• Objective:
Find and copy lines holding "JSON".

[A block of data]
..............................

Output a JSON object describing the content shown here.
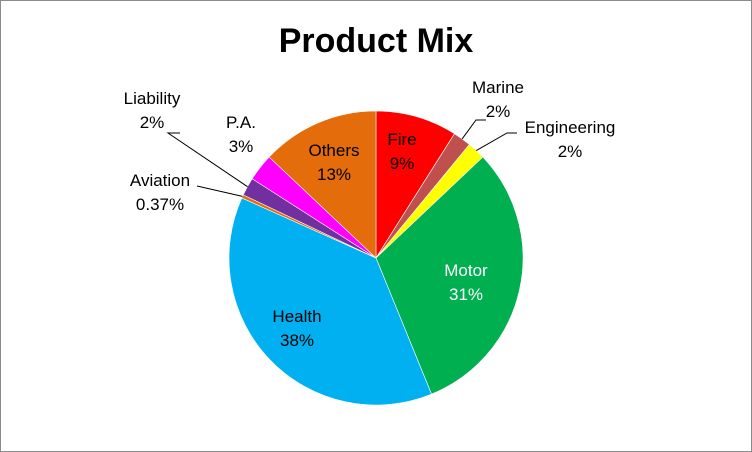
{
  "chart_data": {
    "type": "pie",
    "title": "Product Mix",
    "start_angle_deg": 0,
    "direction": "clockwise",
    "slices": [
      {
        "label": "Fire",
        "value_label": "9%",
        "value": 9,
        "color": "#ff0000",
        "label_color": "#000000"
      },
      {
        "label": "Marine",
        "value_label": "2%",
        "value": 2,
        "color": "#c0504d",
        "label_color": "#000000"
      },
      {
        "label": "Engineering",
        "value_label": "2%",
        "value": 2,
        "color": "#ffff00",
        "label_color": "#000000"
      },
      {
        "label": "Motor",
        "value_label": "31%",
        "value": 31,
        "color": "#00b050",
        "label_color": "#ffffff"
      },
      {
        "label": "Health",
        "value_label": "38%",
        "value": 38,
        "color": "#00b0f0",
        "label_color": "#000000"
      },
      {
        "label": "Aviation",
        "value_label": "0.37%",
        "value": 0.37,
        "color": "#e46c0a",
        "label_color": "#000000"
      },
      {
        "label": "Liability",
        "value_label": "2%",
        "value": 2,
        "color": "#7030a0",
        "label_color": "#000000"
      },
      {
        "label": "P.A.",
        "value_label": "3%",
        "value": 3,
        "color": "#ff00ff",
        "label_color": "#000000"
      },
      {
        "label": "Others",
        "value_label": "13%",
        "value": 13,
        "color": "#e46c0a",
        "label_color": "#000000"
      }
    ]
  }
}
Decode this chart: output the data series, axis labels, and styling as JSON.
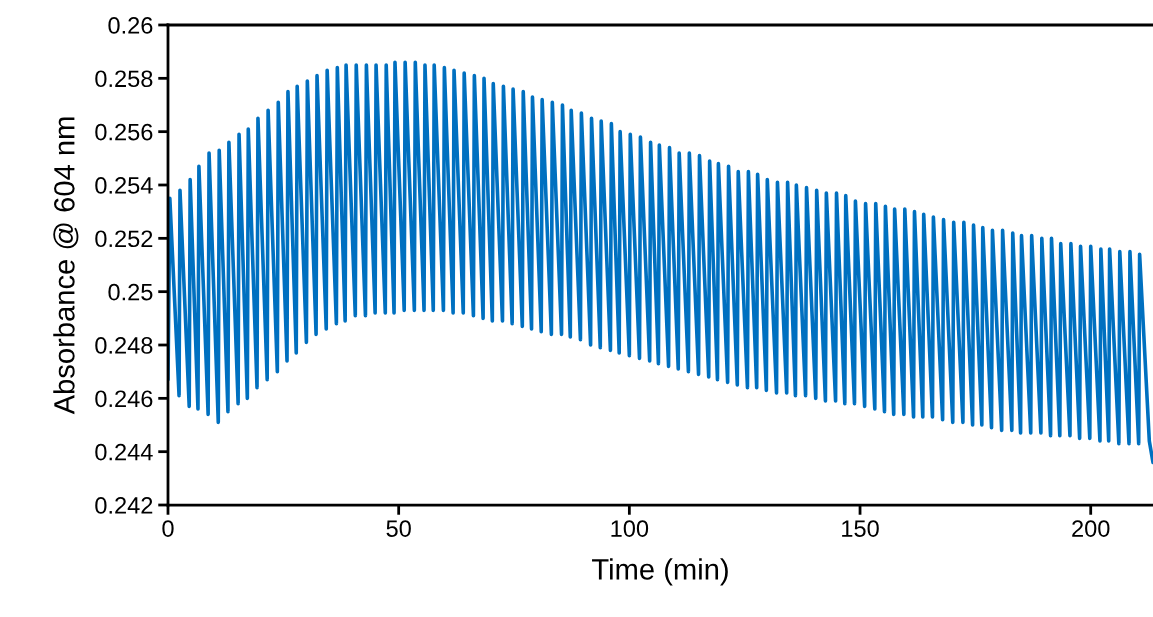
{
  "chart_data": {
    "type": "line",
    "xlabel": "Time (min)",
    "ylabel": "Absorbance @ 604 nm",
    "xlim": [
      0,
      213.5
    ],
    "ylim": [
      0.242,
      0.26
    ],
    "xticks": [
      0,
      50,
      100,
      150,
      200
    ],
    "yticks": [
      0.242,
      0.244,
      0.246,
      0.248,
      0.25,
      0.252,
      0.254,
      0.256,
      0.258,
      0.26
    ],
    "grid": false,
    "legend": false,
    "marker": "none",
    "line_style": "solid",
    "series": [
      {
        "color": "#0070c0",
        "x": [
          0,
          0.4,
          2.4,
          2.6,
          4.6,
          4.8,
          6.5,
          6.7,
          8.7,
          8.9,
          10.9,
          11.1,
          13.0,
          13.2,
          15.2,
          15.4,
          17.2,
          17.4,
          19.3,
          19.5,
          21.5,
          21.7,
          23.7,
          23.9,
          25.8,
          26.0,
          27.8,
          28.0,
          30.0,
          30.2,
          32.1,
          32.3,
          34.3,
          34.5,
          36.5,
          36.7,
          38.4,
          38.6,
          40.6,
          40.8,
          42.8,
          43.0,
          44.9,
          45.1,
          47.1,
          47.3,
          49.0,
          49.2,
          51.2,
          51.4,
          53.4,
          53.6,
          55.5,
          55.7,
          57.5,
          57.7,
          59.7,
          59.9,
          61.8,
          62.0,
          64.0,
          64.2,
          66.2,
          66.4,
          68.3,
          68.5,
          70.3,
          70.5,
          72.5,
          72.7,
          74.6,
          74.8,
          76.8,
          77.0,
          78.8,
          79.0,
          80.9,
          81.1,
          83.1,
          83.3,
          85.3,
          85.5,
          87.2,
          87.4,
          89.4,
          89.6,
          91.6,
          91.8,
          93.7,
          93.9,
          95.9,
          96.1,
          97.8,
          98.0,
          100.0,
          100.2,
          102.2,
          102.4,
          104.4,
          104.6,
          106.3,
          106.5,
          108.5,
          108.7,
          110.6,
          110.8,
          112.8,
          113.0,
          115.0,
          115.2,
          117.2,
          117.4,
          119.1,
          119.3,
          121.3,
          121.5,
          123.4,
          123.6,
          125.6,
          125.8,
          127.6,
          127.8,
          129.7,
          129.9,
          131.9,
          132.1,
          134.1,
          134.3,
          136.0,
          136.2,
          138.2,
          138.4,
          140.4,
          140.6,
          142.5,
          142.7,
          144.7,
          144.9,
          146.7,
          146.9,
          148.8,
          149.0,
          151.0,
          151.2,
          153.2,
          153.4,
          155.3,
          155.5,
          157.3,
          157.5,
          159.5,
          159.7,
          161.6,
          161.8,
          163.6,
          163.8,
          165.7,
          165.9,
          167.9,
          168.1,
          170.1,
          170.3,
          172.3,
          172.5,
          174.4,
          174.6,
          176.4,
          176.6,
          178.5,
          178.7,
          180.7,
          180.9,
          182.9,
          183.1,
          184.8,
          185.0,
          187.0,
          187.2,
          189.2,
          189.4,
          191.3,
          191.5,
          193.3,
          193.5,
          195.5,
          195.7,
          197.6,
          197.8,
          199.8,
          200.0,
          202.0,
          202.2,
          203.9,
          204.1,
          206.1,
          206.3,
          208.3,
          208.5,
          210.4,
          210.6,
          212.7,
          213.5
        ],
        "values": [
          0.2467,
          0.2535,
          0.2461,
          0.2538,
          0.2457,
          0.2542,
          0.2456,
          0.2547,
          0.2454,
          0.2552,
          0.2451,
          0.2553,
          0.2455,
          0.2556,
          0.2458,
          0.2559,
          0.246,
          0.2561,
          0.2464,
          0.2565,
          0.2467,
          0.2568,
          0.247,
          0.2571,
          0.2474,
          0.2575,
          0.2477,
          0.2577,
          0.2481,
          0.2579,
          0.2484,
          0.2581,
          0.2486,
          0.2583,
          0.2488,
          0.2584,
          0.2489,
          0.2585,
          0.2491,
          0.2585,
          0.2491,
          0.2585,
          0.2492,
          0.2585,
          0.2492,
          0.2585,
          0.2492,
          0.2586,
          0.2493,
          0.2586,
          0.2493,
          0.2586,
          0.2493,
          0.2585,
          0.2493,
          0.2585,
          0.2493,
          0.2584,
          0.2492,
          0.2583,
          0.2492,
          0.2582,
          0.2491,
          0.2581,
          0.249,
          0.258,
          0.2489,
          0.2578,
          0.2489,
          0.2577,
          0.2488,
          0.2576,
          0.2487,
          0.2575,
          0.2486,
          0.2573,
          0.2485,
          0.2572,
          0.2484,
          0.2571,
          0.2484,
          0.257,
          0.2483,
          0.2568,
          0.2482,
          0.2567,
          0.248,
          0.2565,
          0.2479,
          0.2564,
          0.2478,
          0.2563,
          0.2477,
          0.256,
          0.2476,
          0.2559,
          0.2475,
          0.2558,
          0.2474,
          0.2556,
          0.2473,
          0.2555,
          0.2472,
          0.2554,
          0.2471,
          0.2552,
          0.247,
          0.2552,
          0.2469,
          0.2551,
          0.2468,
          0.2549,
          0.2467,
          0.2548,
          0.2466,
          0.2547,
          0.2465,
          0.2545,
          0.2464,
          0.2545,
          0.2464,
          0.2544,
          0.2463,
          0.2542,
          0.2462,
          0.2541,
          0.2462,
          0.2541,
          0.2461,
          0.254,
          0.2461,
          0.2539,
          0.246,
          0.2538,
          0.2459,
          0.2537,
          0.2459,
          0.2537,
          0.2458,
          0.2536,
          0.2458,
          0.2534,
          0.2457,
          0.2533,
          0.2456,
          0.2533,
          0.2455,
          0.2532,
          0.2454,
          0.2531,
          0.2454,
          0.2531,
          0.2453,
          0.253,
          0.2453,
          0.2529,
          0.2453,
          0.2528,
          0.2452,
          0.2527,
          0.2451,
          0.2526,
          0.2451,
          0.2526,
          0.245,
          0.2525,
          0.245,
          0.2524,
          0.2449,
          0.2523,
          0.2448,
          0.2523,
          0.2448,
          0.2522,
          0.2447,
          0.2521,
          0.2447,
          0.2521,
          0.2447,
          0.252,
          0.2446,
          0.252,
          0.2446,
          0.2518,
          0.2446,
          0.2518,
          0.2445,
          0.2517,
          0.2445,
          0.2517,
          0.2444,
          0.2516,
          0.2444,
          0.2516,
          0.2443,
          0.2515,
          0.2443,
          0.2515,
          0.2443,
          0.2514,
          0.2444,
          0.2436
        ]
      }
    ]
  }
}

..............................

• Output of the exercise:
Output a JSON object describing the content shown here.
Decode this chart: output the data series, axis labels, and styling as JSON.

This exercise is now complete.